AIM OF THE EXERCISE:
Extract every line that contains the string "this".

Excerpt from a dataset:
====

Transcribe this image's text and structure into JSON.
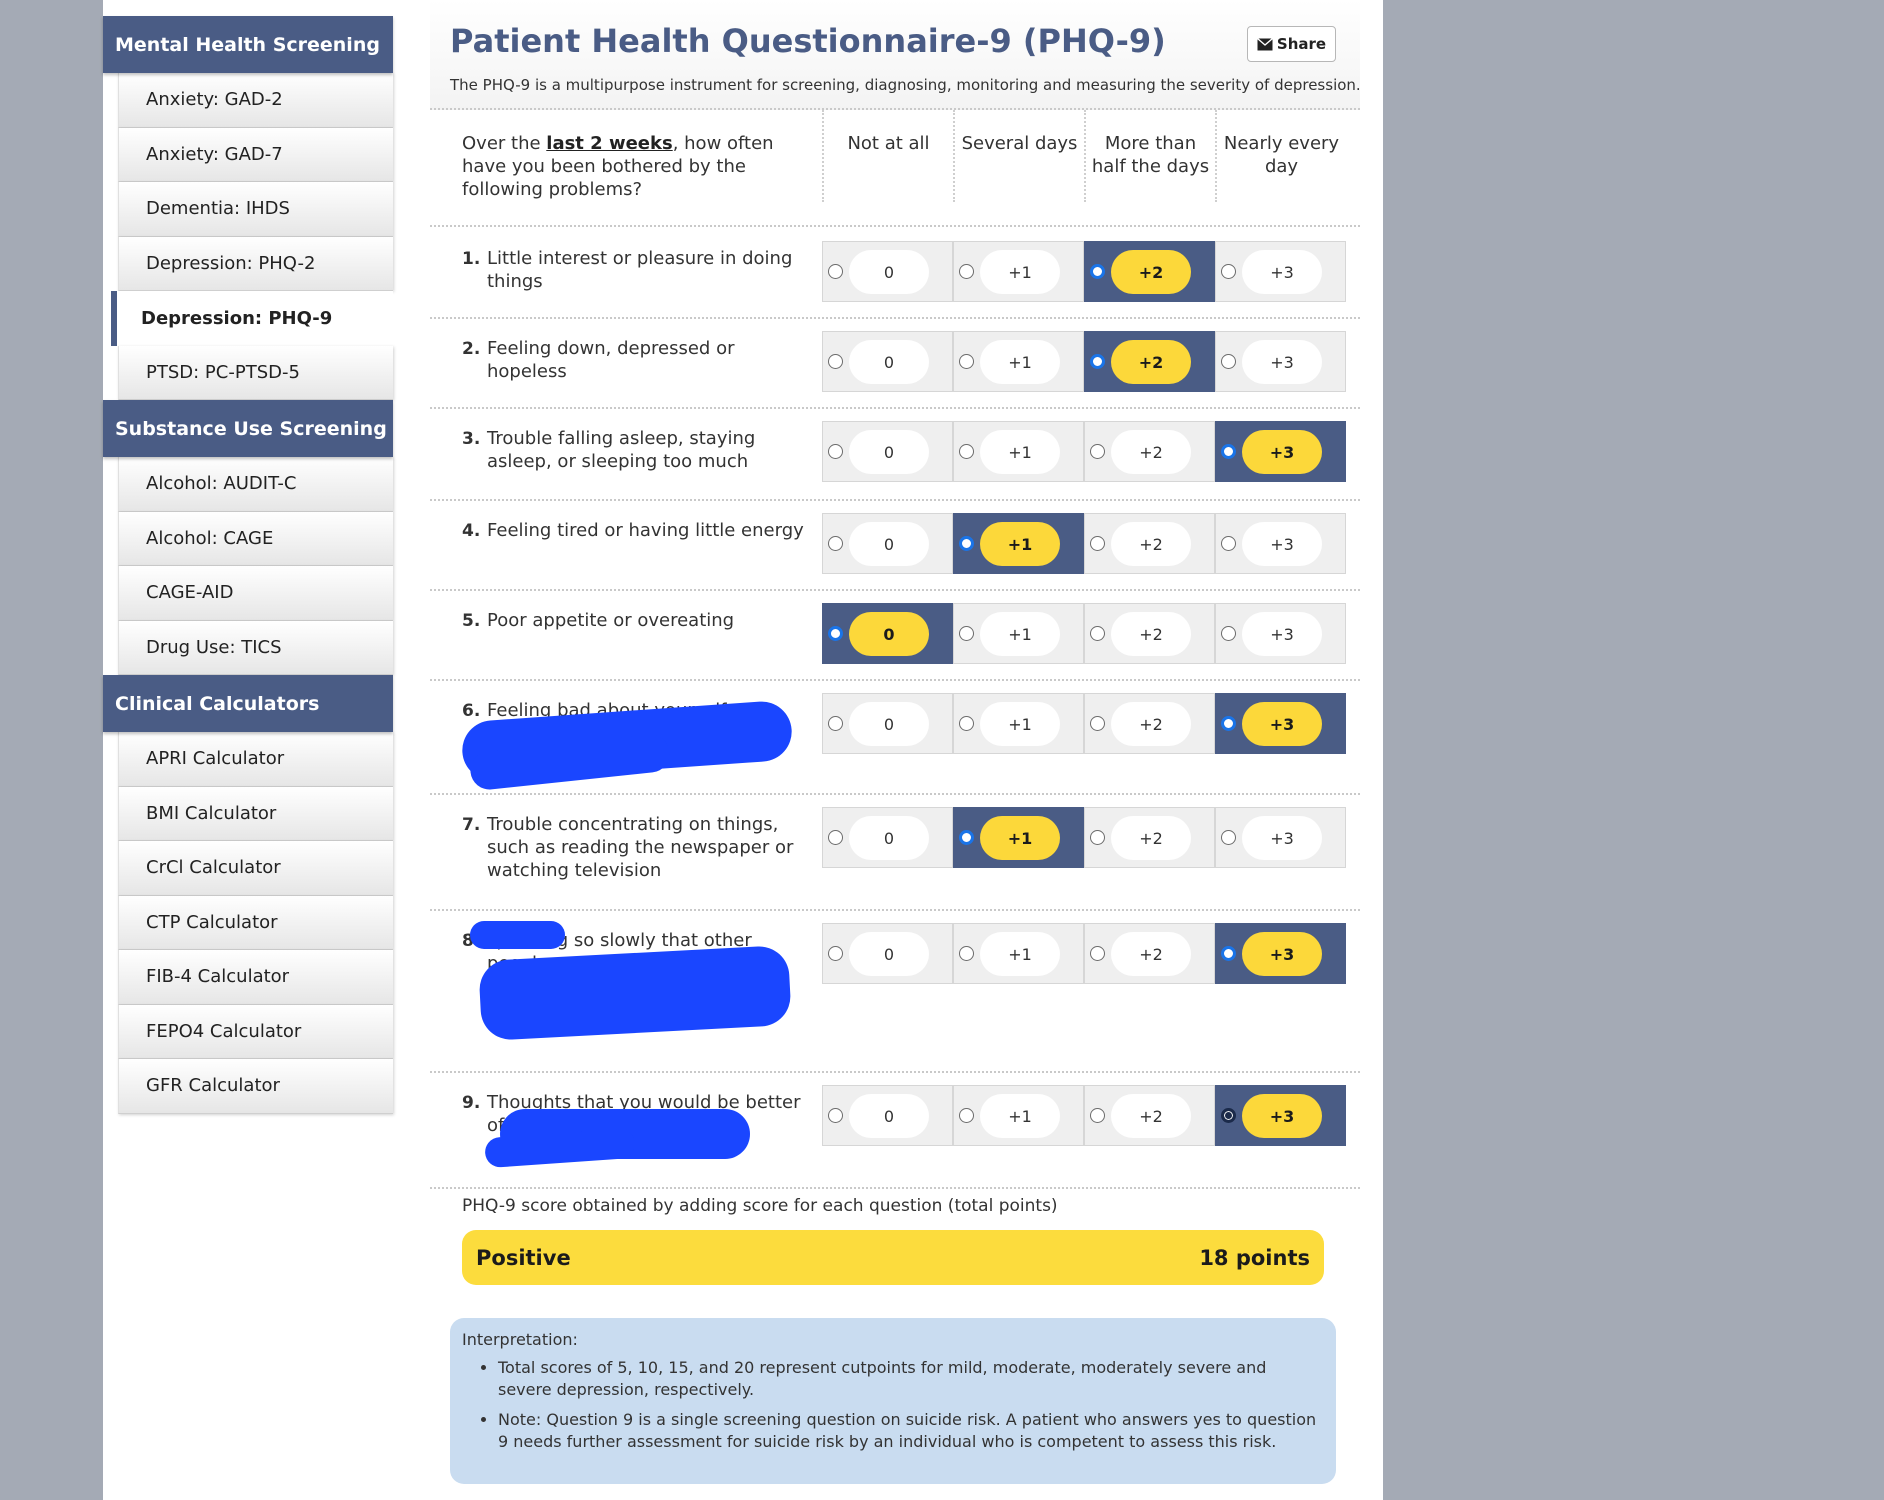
{
  "sidebar": {
    "sections": [
      {
        "title": "Mental Health Screening",
        "items": [
          "Anxiety: GAD-2",
          "Anxiety: GAD-7",
          "Dementia: IHDS",
          "Depression: PHQ-2",
          "Depression: PHQ-9",
          "PTSD: PC-PTSD-5"
        ]
      },
      {
        "title": "Substance Use Screening",
        "items": [
          "Alcohol: AUDIT-C",
          "Alcohol: CAGE",
          "CAGE-AID",
          "Drug Use: TICS"
        ]
      },
      {
        "title": "Clinical Calculators",
        "items": [
          "APRI Calculator",
          "BMI Calculator",
          "CrCl Calculator",
          "CTP Calculator",
          "FIB-4 Calculator",
          "FEPO4 Calculator",
          "GFR Calculator"
        ]
      }
    ],
    "active_item": "Depression: PHQ-9"
  },
  "header": {
    "title": "Patient Health Questionnaire-9 (PHQ-9)",
    "share_label": "Share",
    "share_icon": "envelope-icon",
    "subtitle": "The PHQ-9 is a multipurpose instrument for screening, diagnosing, monitoring and measuring the severity of depression."
  },
  "table": {
    "prompt_before": "Over the ",
    "prompt_emph": "last 2 weeks",
    "prompt_after": ", how often have you been bothered by the following problems?",
    "columns": [
      "Not at all",
      "Several days",
      "More than half the days",
      "Nearly every day"
    ],
    "option_labels": [
      "0",
      "+1",
      "+2",
      "+3"
    ],
    "questions": [
      {
        "num": "1.",
        "text": "Little interest or pleasure in doing things",
        "selected": 2
      },
      {
        "num": "2.",
        "text": "Feeling down, depressed or hopeless",
        "selected": 2
      },
      {
        "num": "3.",
        "text": "Trouble falling asleep, staying asleep, or sleeping too much",
        "selected": 3
      },
      {
        "num": "4.",
        "text": "Feeling tired or having little energy",
        "selected": 1
      },
      {
        "num": "5.",
        "text": "Poor appetite or overeating",
        "selected": 0
      },
      {
        "num": "6.",
        "text": "Feeling bad about yourself -",
        "selected": 3
      },
      {
        "num": "7.",
        "text": "Trouble concentrating on things, such as reading the newspaper or watching television",
        "selected": 1
      },
      {
        "num": "8.",
        "text": "speaking so slowly that other people could have noticed",
        "selected": 3
      },
      {
        "num": "9.",
        "text": "Thoughts that you would be better off dead",
        "selected": 3
      }
    ]
  },
  "score": {
    "label": "PHQ-9 score obtained by adding score for each question (total points)",
    "result": "Positive",
    "points": "18 points"
  },
  "interpretation": {
    "title": "Interpretation:",
    "items": [
      "Total scores of 5, 10, 15, and 20 represent cutpoints for mild, moderate, moderately severe and severe depression, respectively.",
      "Note: Question 9 is a single screening question on suicide risk. A patient who answers yes to question 9 needs further assessment for suicide risk by an individual who is competent to assess this risk."
    ]
  },
  "colors": {
    "brand_navy": "#4a5c85",
    "selected_pill": "#fcd83a",
    "interpretation_bg": "#c9dcf0"
  }
}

====

COMPLETED TASK:
Transcribe this image's text and structure into JSON.
      "Note: Question 9 is a single screening question on suicide risk. A patient who answers yes to question 9 needs further assessment for suicide risk by an individual who is competent to assess this risk."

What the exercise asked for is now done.